- **Material shown**
- - -

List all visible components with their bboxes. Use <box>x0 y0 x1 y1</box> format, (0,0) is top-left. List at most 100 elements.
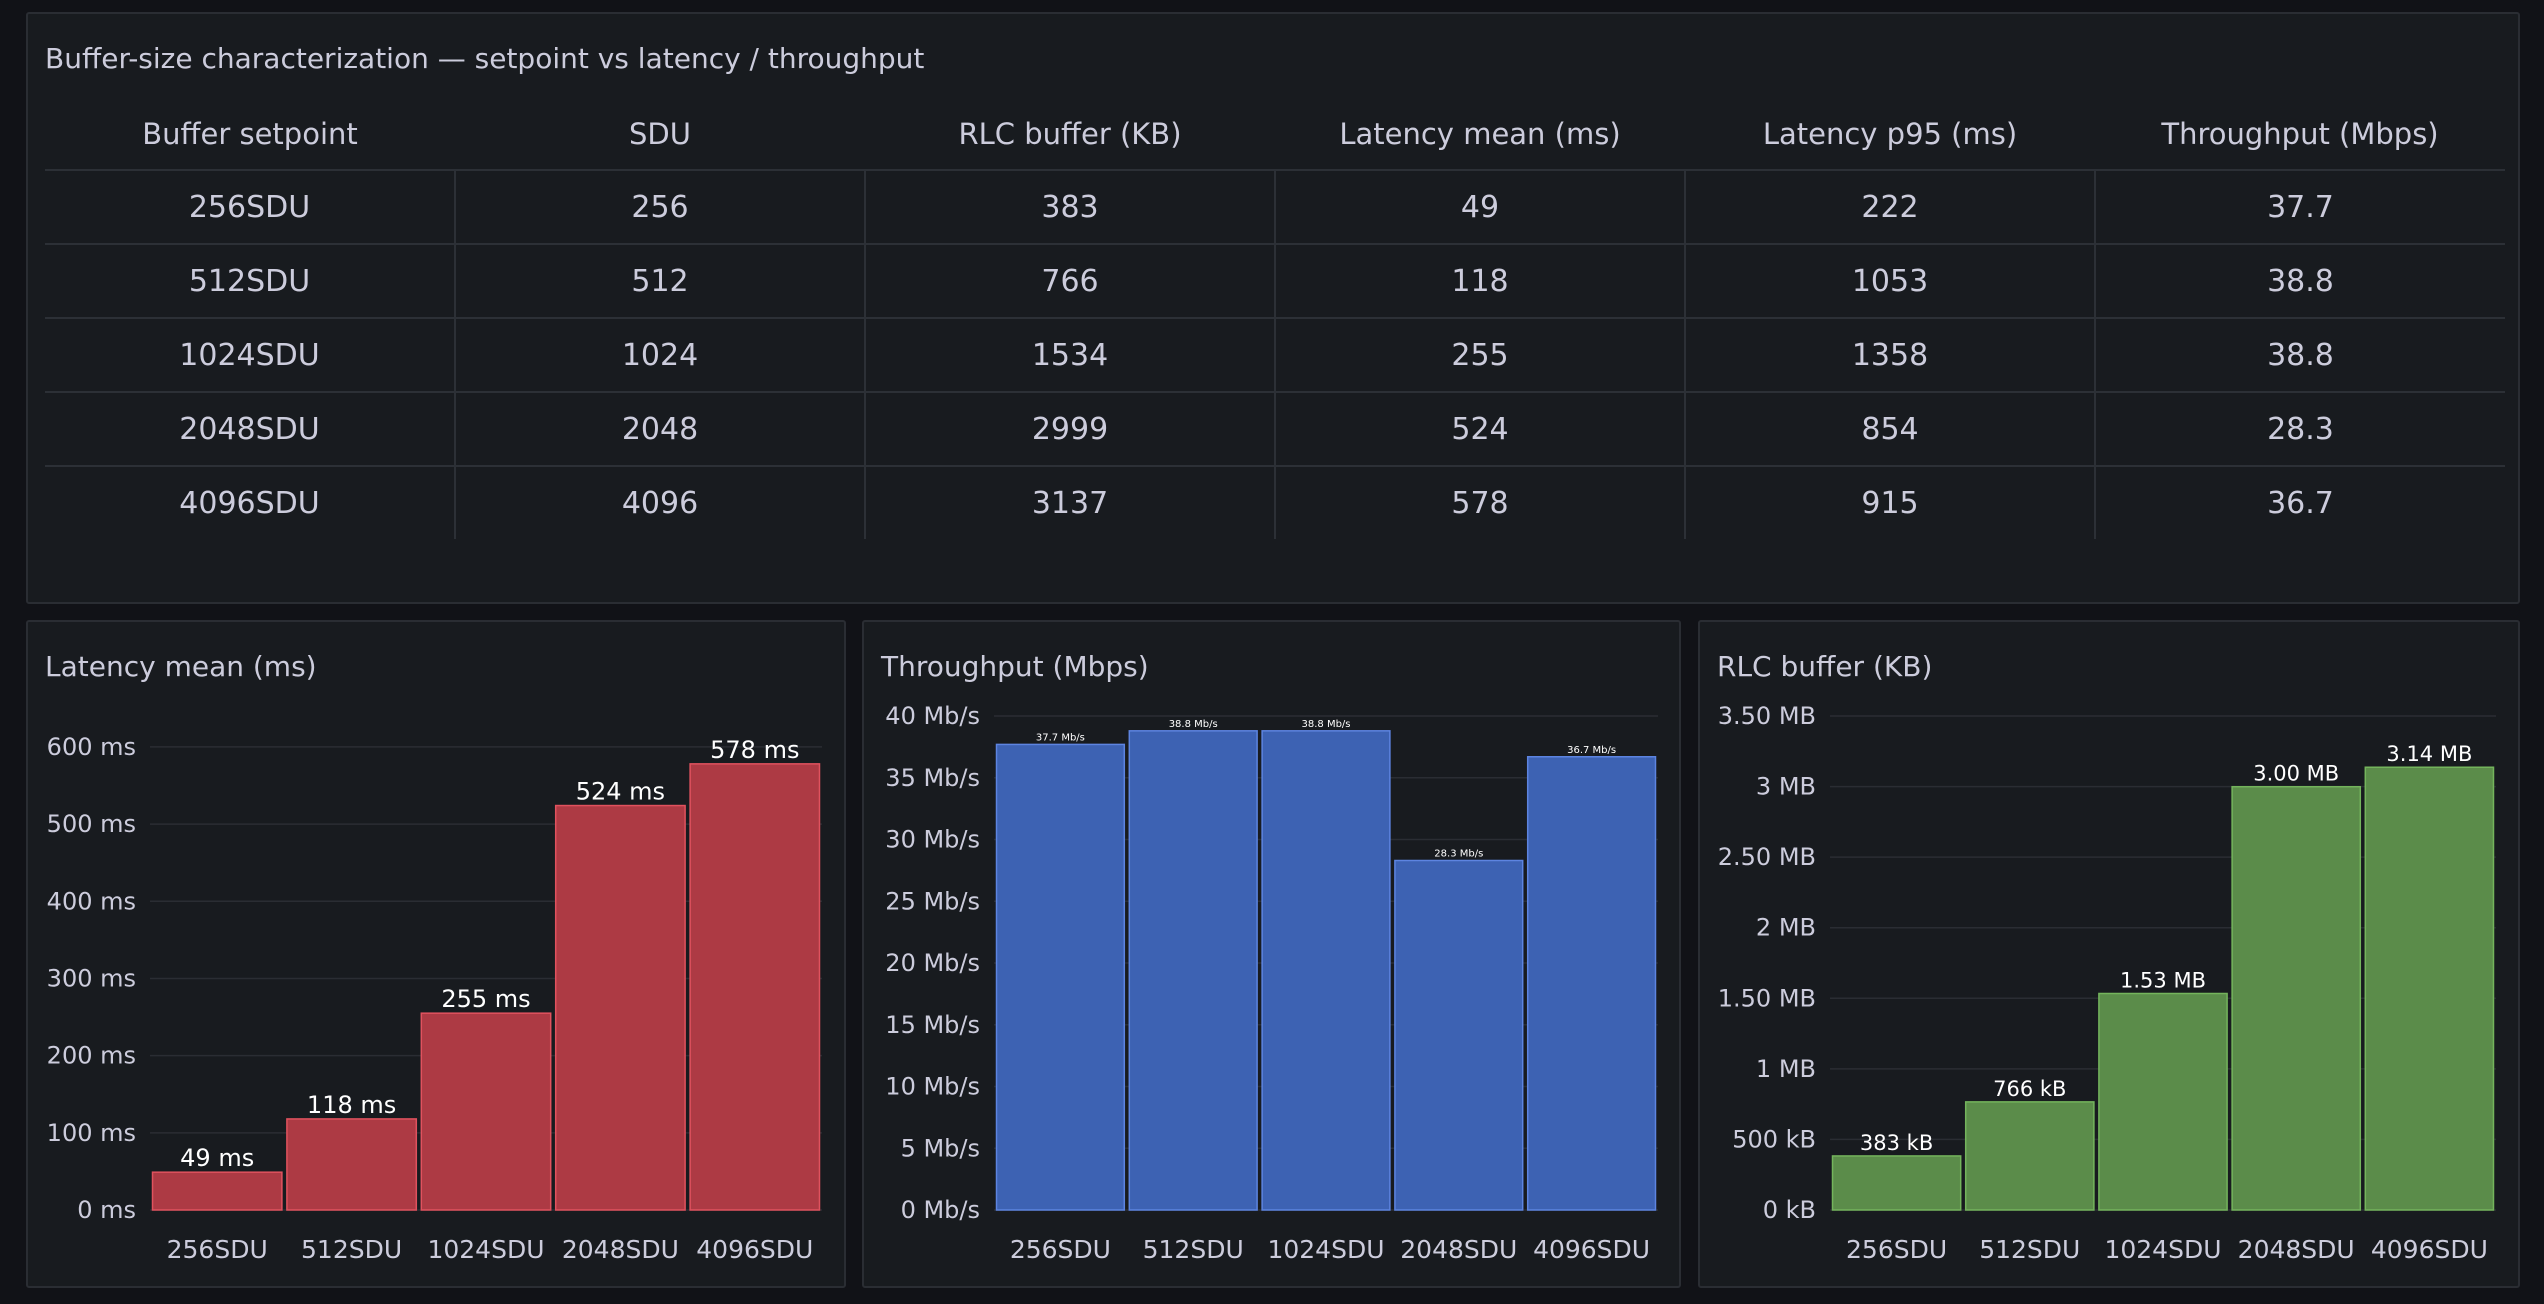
y-tick-label: 5 Mb/s <box>901 1134 980 1162</box>
y-tick-label: 500 kB <box>1732 1125 1816 1153</box>
x-tick-label: 512SDU <box>1979 1235 2080 1264</box>
y-tick-label: 200 ms <box>47 1042 136 1070</box>
bar-value-label: 49 ms <box>180 1144 254 1172</box>
table-cell: 524 <box>1275 392 1686 467</box>
bar-value-label: 36.7 Mb/s <box>1567 745 1616 756</box>
y-tick-label: 100 ms <box>47 1119 136 1147</box>
x-tick-label: 1024SDU <box>1267 1235 1384 1264</box>
table-cell: 766 <box>865 244 1276 319</box>
bar-value-label: 37.7 Mb/s <box>1036 732 1085 743</box>
table-cell: 36.7 <box>2267 485 2334 521</box>
y-tick-label: 35 Mb/s <box>885 764 980 792</box>
table-cell: 512 <box>455 244 866 319</box>
table-cell: 256 <box>455 170 866 245</box>
x-tick-label: 2048SDU <box>2238 1235 2355 1264</box>
y-tick-label: 0 kB <box>1763 1196 1816 1224</box>
rlc-buffer-chart-title: RLC buffer (KB) <box>1717 650 1933 683</box>
throughput-chart-title: Throughput (Mbps) <box>881 650 1149 683</box>
table-cell: 28.3 <box>2095 392 2505 467</box>
x-tick-label: 512SDU <box>301 1235 402 1264</box>
x-tick-label: 1024SDU <box>2104 1235 2221 1264</box>
y-tick-label: 0 Mb/s <box>901 1196 980 1224</box>
bar <box>1128 730 1258 1211</box>
table-cell: 4096 <box>455 466 866 539</box>
latency-chart-title: Latency mean (ms) <box>45 650 317 683</box>
bar-value-label: 3.00 MB <box>2253 762 2339 786</box>
table-cell: 38.8 <box>2095 318 2505 393</box>
throughput-chart-panel: Throughput (Mbps) 0 Mb/s 5 Mb/s 10 Mb/s 15 … <box>862 620 1681 1288</box>
y-tick-label: 15 Mb/s <box>885 1011 980 1039</box>
table-cell: 383 <box>865 170 1276 245</box>
table-cell: 222 <box>1685 170 2096 245</box>
y-tick-label: 2 MB <box>1756 914 1816 942</box>
table-cell: 1053 <box>1685 244 2096 319</box>
table-cell: 578 <box>1275 466 1686 539</box>
bar-value-label: 3.14 MB <box>2386 742 2472 766</box>
column-header[interactable]: RLC buffer (KB) <box>865 102 1275 171</box>
x-tick-label: 256SDU <box>1010 1235 1111 1264</box>
bar-value-label: 524 ms <box>576 778 665 806</box>
table-row: 256SDU 256 383 49 222 37.7 <box>45 170 2505 245</box>
bar-value-label: 28.3 Mb/s <box>1434 848 1483 859</box>
column-header[interactable]: Buffer setpoint <box>45 102 455 171</box>
table-row: 2048SDU 2048 2999 524 854 28.3 <box>45 392 2505 467</box>
bar <box>1526 756 1657 1211</box>
bar-value-label: 38.8 Mb/s <box>1302 719 1351 730</box>
table-row: 1024SDU 1024 1534 255 1358 38.8 <box>45 318 2505 393</box>
y-tick-label: 1.50 MB <box>1718 984 1816 1012</box>
bar <box>1831 1155 1962 1211</box>
table-cell: 1024SDU <box>45 318 456 393</box>
bar <box>1964 1101 2095 1211</box>
y-tick-label: 600 ms <box>47 733 136 761</box>
bar-value-label: 1.53 MB <box>2120 968 2206 992</box>
x-tick-label: 4096SDU <box>1533 1235 1650 1264</box>
table-cell: 2999 <box>865 392 1276 467</box>
x-tick-label: 256SDU <box>167 1235 268 1264</box>
table-cell: 2048 <box>455 392 866 467</box>
table-cell: 1358 <box>1685 318 2096 393</box>
x-tick-label: 4096SDU <box>696 1235 813 1264</box>
table-panel: Buffer-size characterization — setpoint … <box>26 12 2520 604</box>
y-tick-label: 20 Mb/s <box>885 949 980 977</box>
x-tick-label: 256SDU <box>1846 1235 1947 1264</box>
bar-value-label: 255 ms <box>441 985 530 1013</box>
bar-value-label: 38.8 Mb/s <box>1169 719 1218 730</box>
y-tick-label: 25 Mb/s <box>885 887 980 915</box>
y-tick-label: 0 ms <box>77 1196 136 1224</box>
x-tick-label: 1024SDU <box>427 1235 544 1264</box>
y-tick-label: 2.50 MB <box>1718 843 1816 871</box>
bar <box>151 1171 283 1211</box>
bar <box>420 1012 552 1211</box>
table-cell: 854 <box>1685 392 2096 467</box>
y-tick-label: 10 Mb/s <box>885 1073 980 1101</box>
y-tick-label: 500 ms <box>47 810 136 838</box>
column-header[interactable]: SDU <box>455 102 865 171</box>
table-cell: 37.7 <box>2095 170 2505 245</box>
column-header[interactable]: Throughput (Mbps) <box>2095 102 2505 171</box>
table-cell: 4096SDU <box>45 466 456 539</box>
bar <box>1261 730 1391 1211</box>
table-header-row: Buffer setpoint SDU RLC buffer (KB) Late… <box>45 102 2505 171</box>
column-header[interactable]: Latency p95 (ms) <box>1685 102 2095 171</box>
bar <box>286 1118 418 1211</box>
bar-value-label: 766 kB <box>1993 1077 2066 1101</box>
y-tick-label: 1 MB <box>1756 1055 1816 1083</box>
latency-chart-panel: Latency mean (ms) 0 ms 100 ms 200 ms 300 ms… <box>26 620 846 1288</box>
table-cell: 512SDU <box>45 244 456 319</box>
column-header[interactable]: Latency mean (ms) <box>1275 102 1685 171</box>
y-tick-label: 30 Mb/s <box>885 826 980 854</box>
bar-value-label: 383 kB <box>1860 1131 1933 1155</box>
rlc-buffer-bar-chart: 0 kB 500 kB 1 MB 1.50 MB 2 MB 2.50 MB 3 MB 3.50… <box>1718 702 2496 1264</box>
table-cell: 915 <box>1685 466 2096 539</box>
characterization-table: Buffer setpoint SDU RLC buffer (KB) Late… <box>45 102 2505 539</box>
bar <box>689 763 821 1211</box>
throughput-bar-chart: 0 Mb/s 5 Mb/s 10 Mb/s 15 Mb/s 20 Mb/s 25 Mb/s… <box>885 702 1658 1264</box>
table-cell: 118 <box>1275 244 1686 319</box>
bar <box>2364 766 2495 1211</box>
bar-value-label: 578 ms <box>710 736 799 764</box>
bar <box>2231 785 2362 1211</box>
y-tick-label: 400 ms <box>47 887 136 915</box>
table-cell: 1024 <box>455 318 866 393</box>
y-tick-label: 40 Mb/s <box>885 702 980 730</box>
table-row: 512SDU 512 766 118 1053 38.8 <box>45 244 2505 319</box>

- - -

- **Your goal**
Reproduce every line of the records above word for word, leaving out the pictures.

- **Response to this exercise**
List all visible components with their bboxes. Use <box>x0 y0 x1 y1</box> format, (0,0) is top-left. List at most 100 elements.
y-tick-label: 5 Mb/s <box>901 1134 980 1162</box>
y-tick-label: 500 kB <box>1732 1125 1816 1153</box>
x-tick-label: 512SDU <box>1979 1235 2080 1264</box>
y-tick-label: 200 ms <box>47 1042 136 1070</box>
bar-value-label: 49 ms <box>180 1144 254 1172</box>
table-cell: 524 <box>1275 392 1686 467</box>
bar-value-label: 36.7 Mb/s <box>1567 745 1616 756</box>
y-tick-label: 100 ms <box>47 1119 136 1147</box>
x-tick-label: 1024SDU <box>1267 1235 1384 1264</box>
table-cell: 766 <box>865 244 1276 319</box>
bar-value-label: 37.7 Mb/s <box>1036 732 1085 743</box>
table-cell: 36.7 <box>2267 485 2334 521</box>
y-tick-label: 35 Mb/s <box>885 764 980 792</box>
table-cell: 512 <box>455 244 866 319</box>
table-cell: 256 <box>455 170 866 245</box>
x-tick-label: 2048SDU <box>2238 1235 2355 1264</box>
y-tick-label: 0 kB <box>1763 1196 1816 1224</box>
rlc-buffer-chart-title: RLC buffer (KB) <box>1717 650 1933 683</box>
throughput-chart-title: Throughput (Mbps) <box>881 650 1149 683</box>
table-cell: 28.3 <box>2095 392 2505 467</box>
x-tick-label: 512SDU <box>301 1235 402 1264</box>
x-tick-label: 1024SDU <box>2104 1235 2221 1264</box>
y-tick-label: 0 Mb/s <box>901 1196 980 1224</box>
bar <box>1128 730 1258 1211</box>
table-cell: 4096 <box>455 466 866 539</box>
latency-chart-title: Latency mean (ms) <box>45 650 317 683</box>
bar-value-label: 3.00 MB <box>2253 762 2339 786</box>
table-cell: 38.8 <box>2095 318 2505 393</box>
throughput-chart-panel: Throughput (Mbps) 0 Mb/s 5 Mb/s 10 Mb/s 15 … <box>862 620 1681 1288</box>
y-tick-label: 15 Mb/s <box>885 1011 980 1039</box>
table-cell: 383 <box>865 170 1276 245</box>
table-cell: 222 <box>1685 170 2096 245</box>
y-tick-label: 2 MB <box>1756 914 1816 942</box>
table-cell: 1053 <box>1685 244 2096 319</box>
table-cell: 578 <box>1275 466 1686 539</box>
bar-value-label: 3.14 MB <box>2386 742 2472 766</box>
column-header[interactable]: RLC buffer (KB) <box>865 102 1275 171</box>
x-tick-label: 256SDU <box>1010 1235 1111 1264</box>
bar-value-label: 524 ms <box>576 778 665 806</box>
table-row: 256SDU 256 383 49 222 37.7 <box>45 170 2505 245</box>
bar-value-label: 28.3 Mb/s <box>1434 848 1483 859</box>
column-header[interactable]: Buffer setpoint <box>45 102 455 171</box>
table-row: 2048SDU 2048 2999 524 854 28.3 <box>45 392 2505 467</box>
bar <box>1526 756 1657 1211</box>
bar-value-label: 38.8 Mb/s <box>1302 719 1351 730</box>
table-row: 1024SDU 1024 1534 255 1358 38.8 <box>45 318 2505 393</box>
y-tick-label: 1.50 MB <box>1718 984 1816 1012</box>
bar <box>1831 1155 1962 1211</box>
table-cell: 1024SDU <box>45 318 456 393</box>
bar <box>1964 1101 2095 1211</box>
y-tick-label: 600 ms <box>47 733 136 761</box>
bar-value-label: 1.53 MB <box>2120 968 2206 992</box>
x-tick-label: 4096SDU <box>1533 1235 1650 1264</box>
table-cell: 2999 <box>865 392 1276 467</box>
x-tick-label: 256SDU <box>167 1235 268 1264</box>
table-cell: 2048 <box>455 392 866 467</box>
table-cell: 1358 <box>1685 318 2096 393</box>
x-tick-label: 4096SDU <box>696 1235 813 1264</box>
table-panel: Buffer-size characterization — setpoint … <box>26 12 2520 604</box>
y-tick-label: 20 Mb/s <box>885 949 980 977</box>
x-tick-label: 256SDU <box>1846 1235 1947 1264</box>
bar-value-label: 255 ms <box>441 985 530 1013</box>
bar-value-label: 38.8 Mb/s <box>1169 719 1218 730</box>
y-tick-label: 25 Mb/s <box>885 887 980 915</box>
y-tick-label: 0 ms <box>77 1196 136 1224</box>
x-tick-label: 1024SDU <box>427 1235 544 1264</box>
y-tick-label: 2.50 MB <box>1718 843 1816 871</box>
bar <box>151 1171 283 1211</box>
bar <box>420 1012 552 1211</box>
table-cell: 854 <box>1685 392 2096 467</box>
y-tick-label: 10 Mb/s <box>885 1073 980 1101</box>
y-tick-label: 500 ms <box>47 810 136 838</box>
column-header[interactable]: SDU <box>455 102 865 171</box>
table-cell: 37.7 <box>2095 170 2505 245</box>
column-header[interactable]: Throughput (Mbps) <box>2095 102 2505 171</box>
table-cell: 4096SDU <box>45 466 456 539</box>
bar <box>1261 730 1391 1211</box>
table-header-row: Buffer setpoint SDU RLC buffer (KB) Late… <box>45 102 2505 171</box>
column-header[interactable]: Latency p95 (ms) <box>1685 102 2095 171</box>
bar <box>286 1118 418 1211</box>
bar-value-label: 766 kB <box>1993 1077 2066 1101</box>
y-tick-label: 1 MB <box>1756 1055 1816 1083</box>
latency-chart-panel: Latency mean (ms) 0 ms 100 ms 200 ms 300 ms… <box>26 620 846 1288</box>
table-cell: 512SDU <box>45 244 456 319</box>
column-header[interactable]: Latency mean (ms) <box>1275 102 1685 171</box>
y-tick-label: 30 Mb/s <box>885 826 980 854</box>
bar-value-label: 383 kB <box>1860 1131 1933 1155</box>
rlc-buffer-bar-chart: 0 kB 500 kB 1 MB 1.50 MB 2 MB 2.50 MB 3 MB 3.50… <box>1718 702 2496 1264</box>
table-cell: 915 <box>1685 466 2096 539</box>
characterization-table: Buffer setpoint SDU RLC buffer (KB) Late… <box>45 102 2505 539</box>
bar <box>689 763 821 1211</box>
throughput-bar-chart: 0 Mb/s 5 Mb/s 10 Mb/s 15 Mb/s 20 Mb/s 25 Mb/s… <box>885 702 1658 1264</box>
table-cell: 118 <box>1275 244 1686 319</box>
bar <box>2364 766 2495 1211</box>
bar-value-label: 578 ms <box>710 736 799 764</box>
bar <box>2231 785 2362 1211</box>
y-tick-label: 400 ms <box>47 887 136 915</box>
table-cell: 1024 <box>455 318 866 393</box>
y-tick-label: 40 Mb/s <box>885 702 980 730</box>
table-row: 512SDU 512 766 118 1053 38.8 <box>45 244 2505 319</box>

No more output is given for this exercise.